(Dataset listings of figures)

=-=-=-=-=

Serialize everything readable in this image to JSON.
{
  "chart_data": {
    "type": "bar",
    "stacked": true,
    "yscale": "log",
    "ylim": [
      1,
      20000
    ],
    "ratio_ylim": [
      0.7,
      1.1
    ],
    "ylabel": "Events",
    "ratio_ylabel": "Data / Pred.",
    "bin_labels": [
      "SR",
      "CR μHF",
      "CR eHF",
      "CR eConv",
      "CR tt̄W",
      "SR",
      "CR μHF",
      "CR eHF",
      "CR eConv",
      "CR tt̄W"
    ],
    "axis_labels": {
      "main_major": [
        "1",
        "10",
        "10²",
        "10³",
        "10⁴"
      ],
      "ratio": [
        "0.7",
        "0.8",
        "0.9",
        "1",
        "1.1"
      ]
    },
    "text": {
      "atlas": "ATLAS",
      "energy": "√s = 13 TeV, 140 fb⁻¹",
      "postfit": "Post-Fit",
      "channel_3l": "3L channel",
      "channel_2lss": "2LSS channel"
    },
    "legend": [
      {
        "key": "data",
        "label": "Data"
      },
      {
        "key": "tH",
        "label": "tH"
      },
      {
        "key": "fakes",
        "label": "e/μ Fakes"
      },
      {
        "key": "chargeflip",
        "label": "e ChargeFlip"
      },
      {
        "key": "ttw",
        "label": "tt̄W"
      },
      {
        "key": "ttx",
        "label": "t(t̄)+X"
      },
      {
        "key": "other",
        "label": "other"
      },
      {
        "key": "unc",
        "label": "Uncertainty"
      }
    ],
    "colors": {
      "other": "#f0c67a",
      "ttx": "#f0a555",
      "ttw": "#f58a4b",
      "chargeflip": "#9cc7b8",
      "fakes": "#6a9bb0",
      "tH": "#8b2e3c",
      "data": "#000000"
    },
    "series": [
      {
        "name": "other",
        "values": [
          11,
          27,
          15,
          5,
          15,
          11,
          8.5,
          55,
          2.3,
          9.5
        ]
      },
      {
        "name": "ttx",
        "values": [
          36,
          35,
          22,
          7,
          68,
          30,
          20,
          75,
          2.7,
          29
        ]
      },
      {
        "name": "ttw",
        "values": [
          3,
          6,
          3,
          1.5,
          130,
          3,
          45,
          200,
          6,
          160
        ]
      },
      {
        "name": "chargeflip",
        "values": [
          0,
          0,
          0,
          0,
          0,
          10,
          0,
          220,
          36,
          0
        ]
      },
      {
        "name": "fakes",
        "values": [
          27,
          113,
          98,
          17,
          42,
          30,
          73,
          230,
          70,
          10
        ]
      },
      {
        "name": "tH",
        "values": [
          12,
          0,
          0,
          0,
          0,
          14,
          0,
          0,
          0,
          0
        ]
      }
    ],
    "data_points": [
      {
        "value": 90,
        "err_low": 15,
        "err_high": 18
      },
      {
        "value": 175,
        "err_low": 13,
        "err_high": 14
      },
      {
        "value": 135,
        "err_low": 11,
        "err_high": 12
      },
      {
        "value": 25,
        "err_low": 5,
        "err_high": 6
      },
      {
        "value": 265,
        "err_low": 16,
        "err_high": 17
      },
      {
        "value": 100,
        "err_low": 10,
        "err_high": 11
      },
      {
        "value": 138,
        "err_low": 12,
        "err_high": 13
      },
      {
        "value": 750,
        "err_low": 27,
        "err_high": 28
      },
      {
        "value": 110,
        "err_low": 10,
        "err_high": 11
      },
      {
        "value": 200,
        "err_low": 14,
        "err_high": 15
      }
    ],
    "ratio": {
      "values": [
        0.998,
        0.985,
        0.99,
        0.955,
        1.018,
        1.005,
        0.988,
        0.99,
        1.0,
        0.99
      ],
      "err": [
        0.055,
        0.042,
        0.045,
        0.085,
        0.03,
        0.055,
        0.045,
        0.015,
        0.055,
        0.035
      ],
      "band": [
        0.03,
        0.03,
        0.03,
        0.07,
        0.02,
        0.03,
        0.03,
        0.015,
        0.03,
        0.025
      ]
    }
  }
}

=-=-=-=-=

§ Instruction
All lines above with "name" in them should be returned.

§ Exercise result
        "name": "other",
        "name": "ttx",
        "name": "ttw",
        "name": "chargeflip",
        "name": "fakes",
        "name": "tH",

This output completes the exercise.